- _Exercise details_
List each line of the data that holds the string "type".

[Rows from a dataset]
....

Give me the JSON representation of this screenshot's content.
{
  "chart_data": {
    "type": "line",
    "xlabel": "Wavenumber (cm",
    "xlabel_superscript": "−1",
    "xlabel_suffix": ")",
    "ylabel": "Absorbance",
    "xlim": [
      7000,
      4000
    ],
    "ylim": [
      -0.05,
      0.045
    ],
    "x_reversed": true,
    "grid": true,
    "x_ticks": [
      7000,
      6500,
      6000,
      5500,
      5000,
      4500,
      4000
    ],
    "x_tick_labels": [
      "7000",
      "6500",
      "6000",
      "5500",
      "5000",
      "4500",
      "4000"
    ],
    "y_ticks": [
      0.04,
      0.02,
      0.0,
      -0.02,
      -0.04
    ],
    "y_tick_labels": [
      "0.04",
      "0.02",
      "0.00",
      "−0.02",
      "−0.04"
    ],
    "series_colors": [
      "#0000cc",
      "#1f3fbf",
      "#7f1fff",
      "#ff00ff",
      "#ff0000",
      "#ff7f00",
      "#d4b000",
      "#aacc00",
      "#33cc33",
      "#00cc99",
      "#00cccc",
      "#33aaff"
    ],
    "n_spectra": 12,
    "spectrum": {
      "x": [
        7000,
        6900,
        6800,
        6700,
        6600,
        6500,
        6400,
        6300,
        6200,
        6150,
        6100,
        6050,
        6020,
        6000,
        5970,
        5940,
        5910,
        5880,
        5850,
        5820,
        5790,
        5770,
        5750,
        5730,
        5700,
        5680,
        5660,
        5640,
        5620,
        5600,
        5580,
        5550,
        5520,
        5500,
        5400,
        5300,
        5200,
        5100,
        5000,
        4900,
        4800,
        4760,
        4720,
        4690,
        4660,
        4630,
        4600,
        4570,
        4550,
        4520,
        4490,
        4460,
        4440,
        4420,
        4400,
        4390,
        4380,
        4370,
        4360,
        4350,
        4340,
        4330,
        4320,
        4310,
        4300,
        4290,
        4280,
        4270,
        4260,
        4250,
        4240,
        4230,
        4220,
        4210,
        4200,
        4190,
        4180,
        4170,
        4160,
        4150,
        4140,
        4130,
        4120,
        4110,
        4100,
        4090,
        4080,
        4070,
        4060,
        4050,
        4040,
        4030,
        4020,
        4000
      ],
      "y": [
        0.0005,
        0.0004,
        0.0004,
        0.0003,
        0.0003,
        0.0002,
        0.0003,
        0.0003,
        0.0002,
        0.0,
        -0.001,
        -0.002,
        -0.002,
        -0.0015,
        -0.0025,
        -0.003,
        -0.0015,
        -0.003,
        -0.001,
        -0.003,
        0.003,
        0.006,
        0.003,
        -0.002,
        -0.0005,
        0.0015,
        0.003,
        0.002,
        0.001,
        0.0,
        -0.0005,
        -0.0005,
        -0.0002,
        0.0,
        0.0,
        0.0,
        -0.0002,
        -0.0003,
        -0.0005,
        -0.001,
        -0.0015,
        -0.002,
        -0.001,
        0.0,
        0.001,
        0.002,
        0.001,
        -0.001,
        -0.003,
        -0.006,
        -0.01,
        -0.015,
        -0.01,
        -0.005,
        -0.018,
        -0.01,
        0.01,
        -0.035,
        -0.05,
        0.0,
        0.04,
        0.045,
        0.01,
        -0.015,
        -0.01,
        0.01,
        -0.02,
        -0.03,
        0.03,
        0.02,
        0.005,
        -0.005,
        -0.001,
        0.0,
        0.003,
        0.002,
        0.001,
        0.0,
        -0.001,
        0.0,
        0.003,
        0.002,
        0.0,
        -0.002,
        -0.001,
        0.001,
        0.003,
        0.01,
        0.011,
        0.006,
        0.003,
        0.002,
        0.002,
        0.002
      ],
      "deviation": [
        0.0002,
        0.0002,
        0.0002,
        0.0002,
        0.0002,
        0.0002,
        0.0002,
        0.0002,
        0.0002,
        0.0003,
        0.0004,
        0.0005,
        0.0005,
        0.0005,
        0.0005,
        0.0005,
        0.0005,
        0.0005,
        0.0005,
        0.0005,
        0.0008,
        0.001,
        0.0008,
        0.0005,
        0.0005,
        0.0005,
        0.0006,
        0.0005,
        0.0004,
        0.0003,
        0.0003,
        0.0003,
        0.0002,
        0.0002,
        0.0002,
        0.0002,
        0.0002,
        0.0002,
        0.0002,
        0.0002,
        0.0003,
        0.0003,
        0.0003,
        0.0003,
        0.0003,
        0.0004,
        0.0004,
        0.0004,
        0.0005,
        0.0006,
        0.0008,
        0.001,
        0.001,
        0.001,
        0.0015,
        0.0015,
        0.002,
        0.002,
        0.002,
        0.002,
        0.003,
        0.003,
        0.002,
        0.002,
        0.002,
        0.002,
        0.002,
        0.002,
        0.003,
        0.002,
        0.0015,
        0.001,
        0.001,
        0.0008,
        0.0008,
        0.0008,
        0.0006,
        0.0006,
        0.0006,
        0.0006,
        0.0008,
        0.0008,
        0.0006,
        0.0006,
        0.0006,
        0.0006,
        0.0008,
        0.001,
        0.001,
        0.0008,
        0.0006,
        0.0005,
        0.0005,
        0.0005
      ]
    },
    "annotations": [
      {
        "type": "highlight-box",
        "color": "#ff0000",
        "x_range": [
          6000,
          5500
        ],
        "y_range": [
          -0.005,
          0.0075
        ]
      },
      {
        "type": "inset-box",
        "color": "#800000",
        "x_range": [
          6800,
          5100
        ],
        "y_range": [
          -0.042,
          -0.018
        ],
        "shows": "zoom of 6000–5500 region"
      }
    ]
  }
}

....

- _Response for this exercise_
    "type": "line",
        "type": "highlight-box",
        "type": "inset-box",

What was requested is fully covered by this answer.